*Extracted records*.
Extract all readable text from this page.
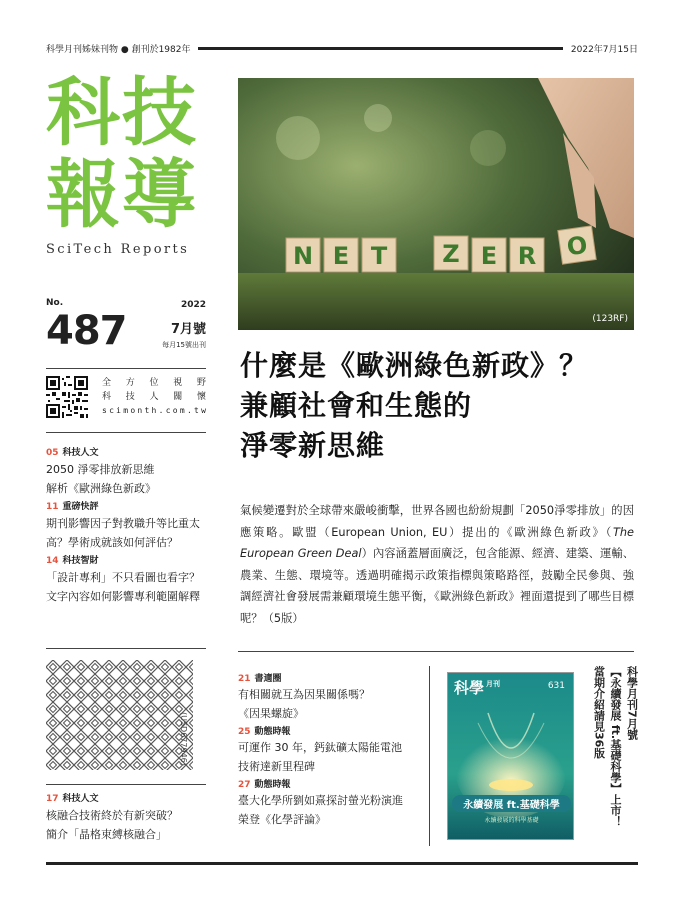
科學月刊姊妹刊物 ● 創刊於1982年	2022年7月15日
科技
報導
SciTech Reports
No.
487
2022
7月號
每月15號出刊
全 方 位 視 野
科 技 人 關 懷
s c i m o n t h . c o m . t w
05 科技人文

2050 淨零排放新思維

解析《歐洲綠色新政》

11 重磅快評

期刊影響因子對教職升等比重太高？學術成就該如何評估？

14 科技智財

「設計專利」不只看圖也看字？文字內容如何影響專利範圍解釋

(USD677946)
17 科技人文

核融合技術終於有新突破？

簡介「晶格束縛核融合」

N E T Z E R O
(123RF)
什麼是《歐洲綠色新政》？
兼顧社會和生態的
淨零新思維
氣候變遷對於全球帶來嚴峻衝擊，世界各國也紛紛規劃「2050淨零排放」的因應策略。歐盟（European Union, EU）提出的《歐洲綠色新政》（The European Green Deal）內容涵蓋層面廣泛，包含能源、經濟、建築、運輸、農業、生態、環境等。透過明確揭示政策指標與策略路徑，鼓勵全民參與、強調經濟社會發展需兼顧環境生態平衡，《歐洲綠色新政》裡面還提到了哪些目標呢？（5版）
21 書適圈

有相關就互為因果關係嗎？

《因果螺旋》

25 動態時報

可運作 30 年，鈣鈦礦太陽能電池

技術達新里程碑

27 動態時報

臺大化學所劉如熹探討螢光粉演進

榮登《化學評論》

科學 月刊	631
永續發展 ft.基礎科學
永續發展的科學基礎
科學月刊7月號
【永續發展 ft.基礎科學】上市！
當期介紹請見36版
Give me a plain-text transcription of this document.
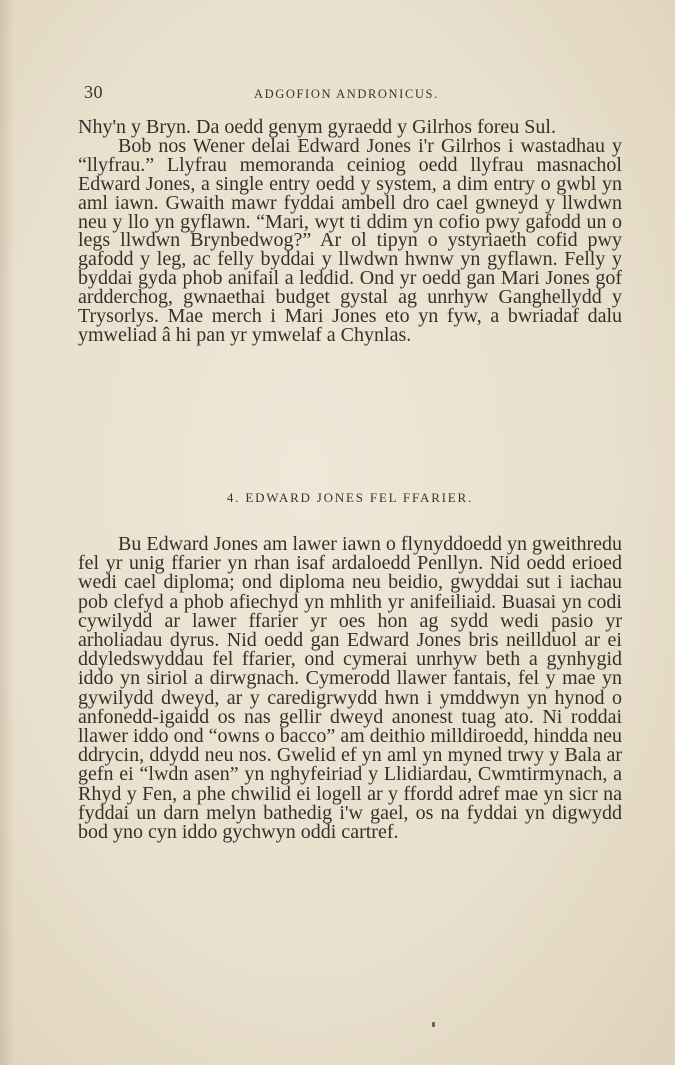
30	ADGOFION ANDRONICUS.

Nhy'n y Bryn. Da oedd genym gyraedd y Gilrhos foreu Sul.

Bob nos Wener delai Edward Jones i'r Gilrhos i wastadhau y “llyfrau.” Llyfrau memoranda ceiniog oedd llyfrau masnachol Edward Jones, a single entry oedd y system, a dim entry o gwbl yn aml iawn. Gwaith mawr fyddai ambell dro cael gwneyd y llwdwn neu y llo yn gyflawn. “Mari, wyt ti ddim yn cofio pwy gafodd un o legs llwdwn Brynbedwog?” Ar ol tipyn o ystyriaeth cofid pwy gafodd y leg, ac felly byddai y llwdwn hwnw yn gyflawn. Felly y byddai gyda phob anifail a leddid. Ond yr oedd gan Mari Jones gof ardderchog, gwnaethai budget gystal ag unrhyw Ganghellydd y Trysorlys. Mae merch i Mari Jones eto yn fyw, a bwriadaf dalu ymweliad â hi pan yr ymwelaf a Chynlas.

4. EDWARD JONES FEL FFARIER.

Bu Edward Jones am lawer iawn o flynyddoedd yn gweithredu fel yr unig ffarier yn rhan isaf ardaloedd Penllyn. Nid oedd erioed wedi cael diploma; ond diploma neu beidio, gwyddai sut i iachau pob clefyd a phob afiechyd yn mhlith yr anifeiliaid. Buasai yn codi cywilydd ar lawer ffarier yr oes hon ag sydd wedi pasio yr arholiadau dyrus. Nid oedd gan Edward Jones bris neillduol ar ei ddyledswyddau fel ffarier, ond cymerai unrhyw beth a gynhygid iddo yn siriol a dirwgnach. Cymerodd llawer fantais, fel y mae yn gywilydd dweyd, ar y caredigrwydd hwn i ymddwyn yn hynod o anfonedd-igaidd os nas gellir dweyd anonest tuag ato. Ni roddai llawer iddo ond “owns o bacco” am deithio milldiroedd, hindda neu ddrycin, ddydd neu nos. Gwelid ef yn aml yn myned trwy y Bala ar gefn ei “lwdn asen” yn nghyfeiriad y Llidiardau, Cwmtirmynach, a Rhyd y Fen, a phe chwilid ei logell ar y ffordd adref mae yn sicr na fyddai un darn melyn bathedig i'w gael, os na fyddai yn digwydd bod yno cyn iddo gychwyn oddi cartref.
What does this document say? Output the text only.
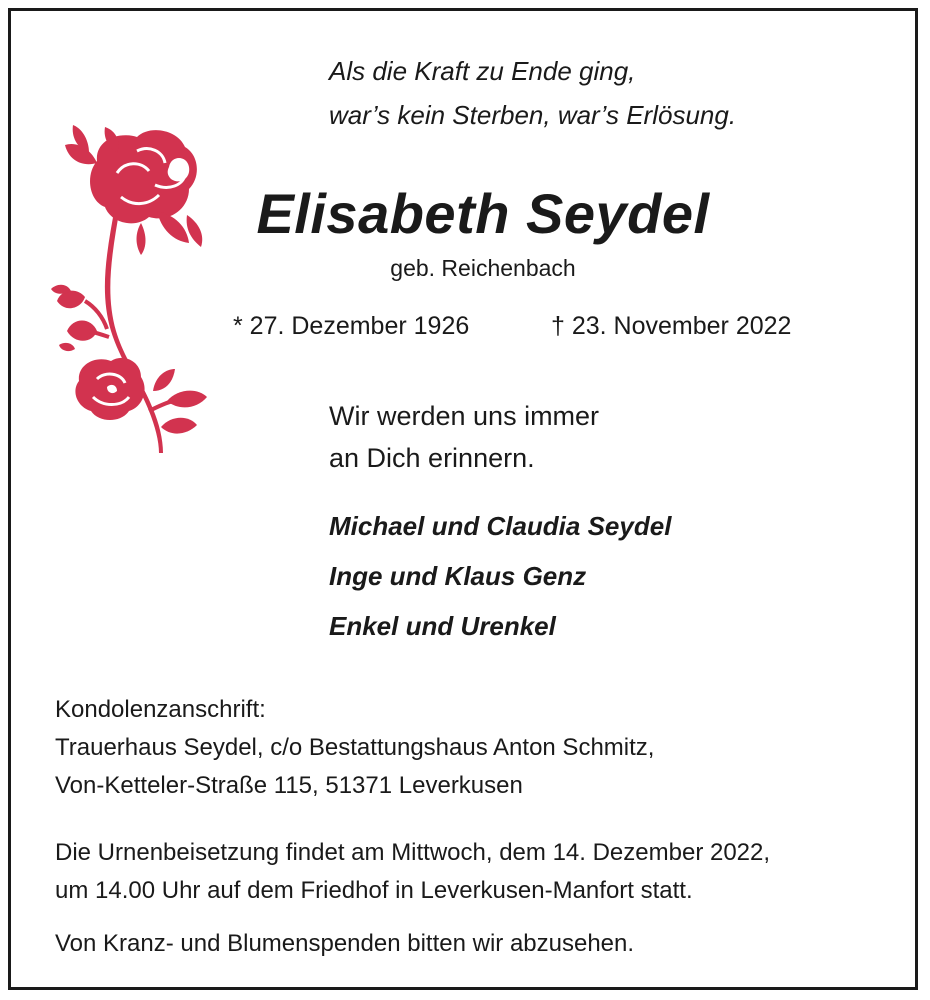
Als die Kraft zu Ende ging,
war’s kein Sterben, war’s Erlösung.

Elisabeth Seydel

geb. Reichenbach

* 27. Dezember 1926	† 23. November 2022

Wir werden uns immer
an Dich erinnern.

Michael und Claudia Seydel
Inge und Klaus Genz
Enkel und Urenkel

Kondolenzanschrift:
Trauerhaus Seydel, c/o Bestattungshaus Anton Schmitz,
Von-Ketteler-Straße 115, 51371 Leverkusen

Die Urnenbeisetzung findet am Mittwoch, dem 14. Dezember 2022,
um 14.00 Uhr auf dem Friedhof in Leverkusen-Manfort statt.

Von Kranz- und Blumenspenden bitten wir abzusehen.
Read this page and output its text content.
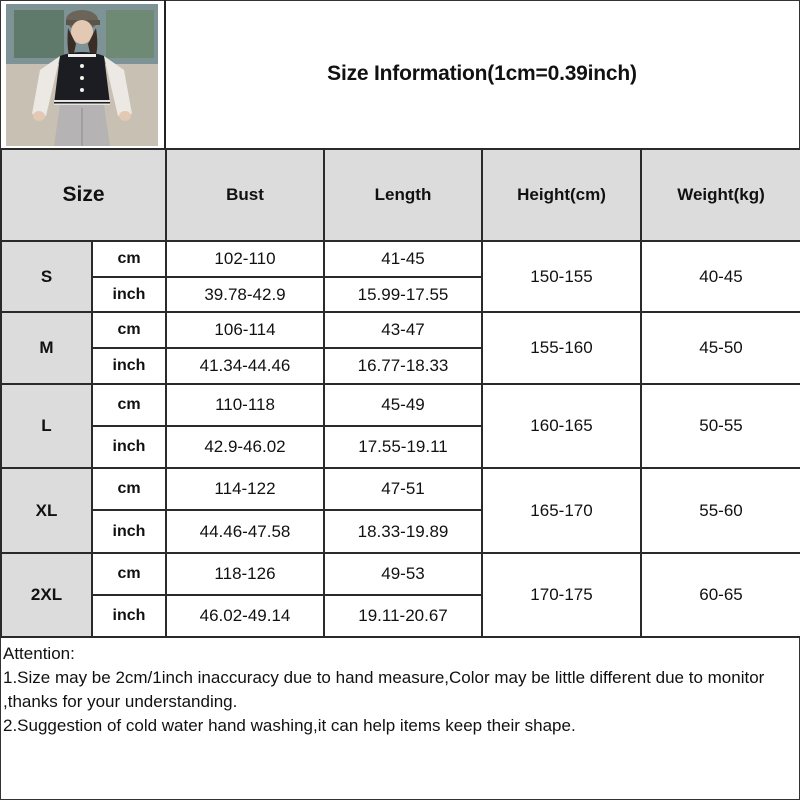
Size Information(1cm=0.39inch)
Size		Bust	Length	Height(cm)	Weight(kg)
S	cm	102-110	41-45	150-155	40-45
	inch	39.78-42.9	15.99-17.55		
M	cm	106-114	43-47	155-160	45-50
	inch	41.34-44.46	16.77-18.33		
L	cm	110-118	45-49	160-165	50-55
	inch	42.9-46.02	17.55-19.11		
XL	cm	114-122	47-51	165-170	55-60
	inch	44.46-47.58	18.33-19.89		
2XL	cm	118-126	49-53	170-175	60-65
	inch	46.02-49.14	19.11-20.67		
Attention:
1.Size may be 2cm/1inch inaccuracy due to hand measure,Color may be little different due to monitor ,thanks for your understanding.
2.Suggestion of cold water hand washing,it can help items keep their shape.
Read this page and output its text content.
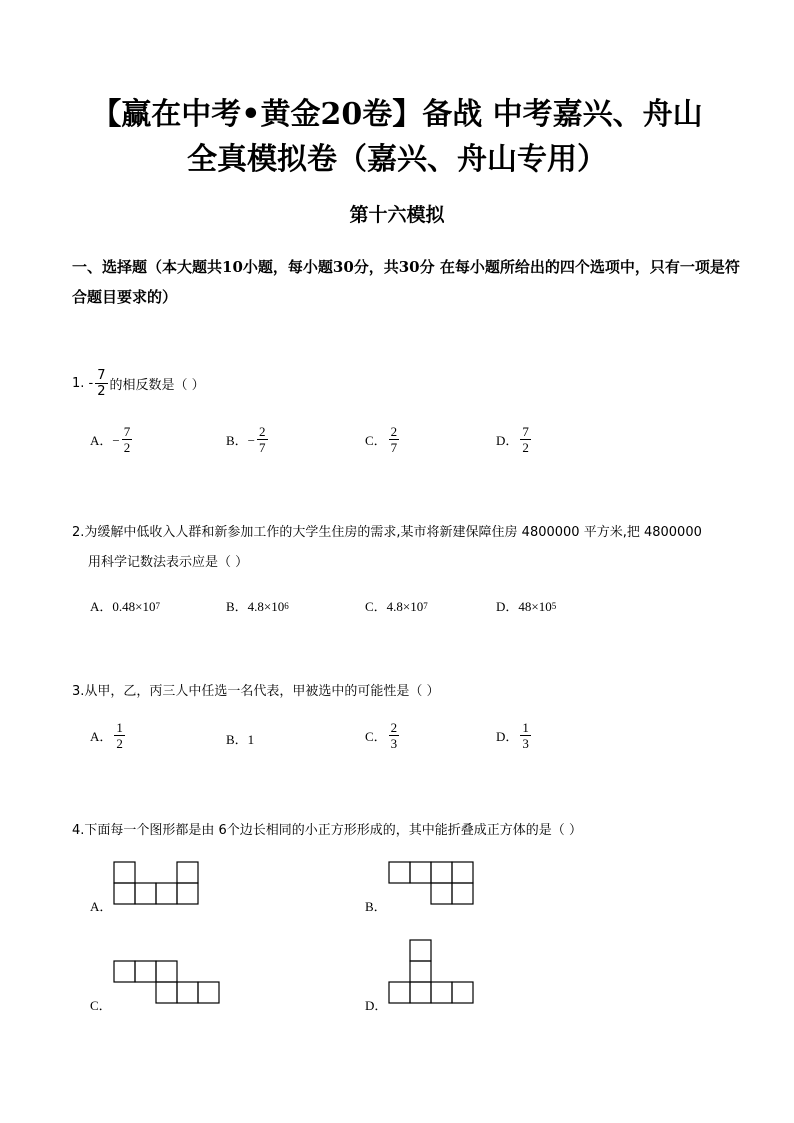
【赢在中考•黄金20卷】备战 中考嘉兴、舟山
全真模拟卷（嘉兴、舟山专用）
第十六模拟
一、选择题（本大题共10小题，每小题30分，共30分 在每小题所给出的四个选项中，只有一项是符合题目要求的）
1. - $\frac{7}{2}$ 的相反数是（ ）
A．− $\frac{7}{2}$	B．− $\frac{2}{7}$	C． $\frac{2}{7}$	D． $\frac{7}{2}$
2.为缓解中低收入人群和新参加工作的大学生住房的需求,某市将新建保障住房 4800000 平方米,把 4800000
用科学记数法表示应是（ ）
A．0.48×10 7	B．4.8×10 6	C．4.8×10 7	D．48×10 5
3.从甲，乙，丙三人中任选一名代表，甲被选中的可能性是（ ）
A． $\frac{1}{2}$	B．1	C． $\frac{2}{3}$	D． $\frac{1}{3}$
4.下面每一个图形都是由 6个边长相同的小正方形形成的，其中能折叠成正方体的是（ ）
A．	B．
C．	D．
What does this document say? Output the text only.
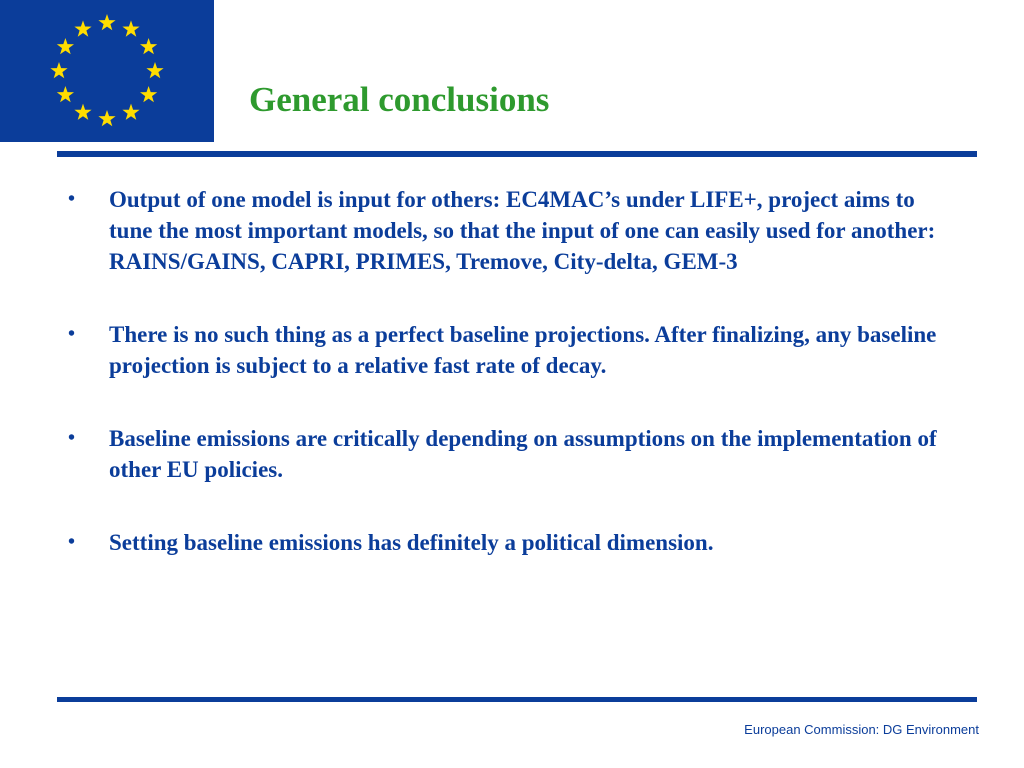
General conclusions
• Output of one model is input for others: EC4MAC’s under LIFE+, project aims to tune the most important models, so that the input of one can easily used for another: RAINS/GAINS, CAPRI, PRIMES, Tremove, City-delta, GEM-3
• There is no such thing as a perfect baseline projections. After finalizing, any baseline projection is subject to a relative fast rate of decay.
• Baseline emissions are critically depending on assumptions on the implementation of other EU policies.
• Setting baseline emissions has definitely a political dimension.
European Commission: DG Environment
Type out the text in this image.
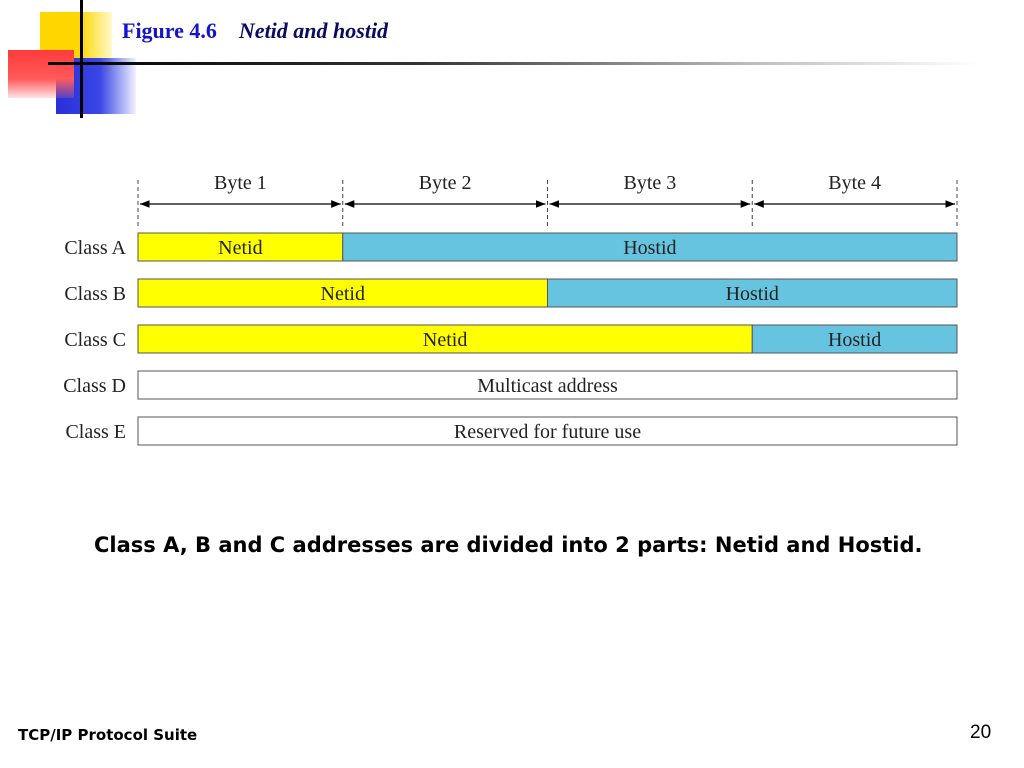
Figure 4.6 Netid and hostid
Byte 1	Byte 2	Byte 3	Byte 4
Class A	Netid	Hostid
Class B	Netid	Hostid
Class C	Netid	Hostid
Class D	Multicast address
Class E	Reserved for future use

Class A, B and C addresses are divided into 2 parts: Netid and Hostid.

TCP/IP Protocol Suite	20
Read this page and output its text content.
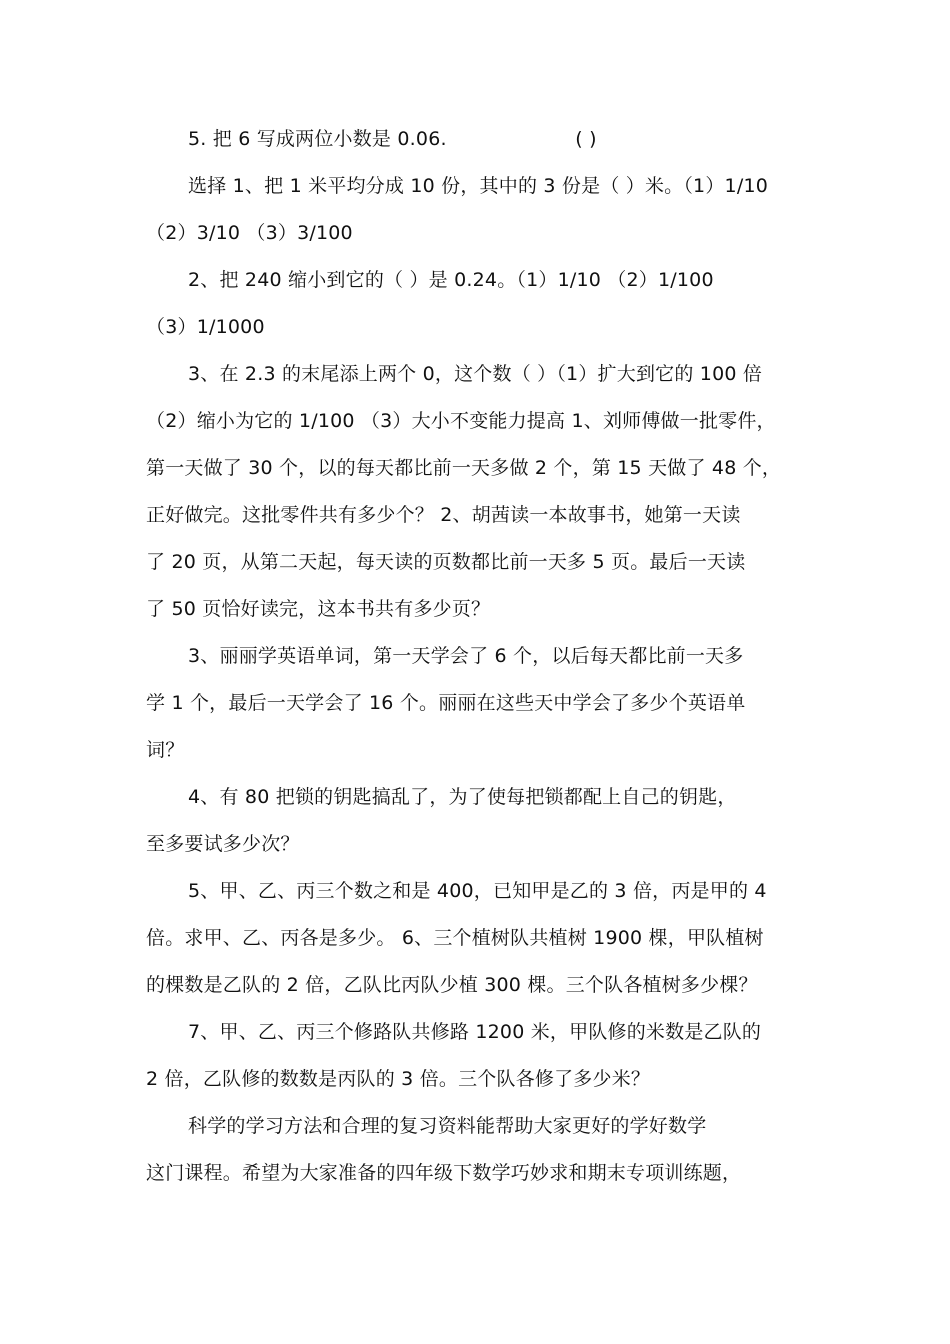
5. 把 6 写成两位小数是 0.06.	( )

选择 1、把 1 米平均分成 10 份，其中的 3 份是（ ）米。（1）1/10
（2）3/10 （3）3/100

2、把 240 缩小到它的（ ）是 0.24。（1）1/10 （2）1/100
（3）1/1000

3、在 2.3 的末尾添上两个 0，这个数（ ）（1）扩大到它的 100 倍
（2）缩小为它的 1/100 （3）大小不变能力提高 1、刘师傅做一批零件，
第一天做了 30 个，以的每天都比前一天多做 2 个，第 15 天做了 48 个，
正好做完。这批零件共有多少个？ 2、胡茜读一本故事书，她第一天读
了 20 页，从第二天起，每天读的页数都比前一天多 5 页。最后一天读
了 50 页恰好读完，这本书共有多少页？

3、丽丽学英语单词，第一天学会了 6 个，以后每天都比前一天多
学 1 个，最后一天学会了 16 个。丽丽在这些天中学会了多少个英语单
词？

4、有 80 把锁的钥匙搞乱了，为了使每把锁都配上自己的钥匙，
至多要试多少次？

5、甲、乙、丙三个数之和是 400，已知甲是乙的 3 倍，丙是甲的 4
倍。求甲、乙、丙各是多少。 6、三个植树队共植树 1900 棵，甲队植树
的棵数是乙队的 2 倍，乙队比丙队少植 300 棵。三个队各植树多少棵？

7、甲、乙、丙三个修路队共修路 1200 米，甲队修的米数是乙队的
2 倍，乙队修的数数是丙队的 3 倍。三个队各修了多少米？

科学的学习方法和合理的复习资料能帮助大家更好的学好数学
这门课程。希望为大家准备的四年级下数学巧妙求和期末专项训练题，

*GOAL*. Copy each line from the records above that includes the string "hand".

*EXERCISE RESPONSE*.
1.Size may be 2cm/1inch inaccuracy due to hand measure,Color may be little different due to monitor ,thanks for your understanding.
2.Suggestion of cold water hand washing,it can help items keep their shape.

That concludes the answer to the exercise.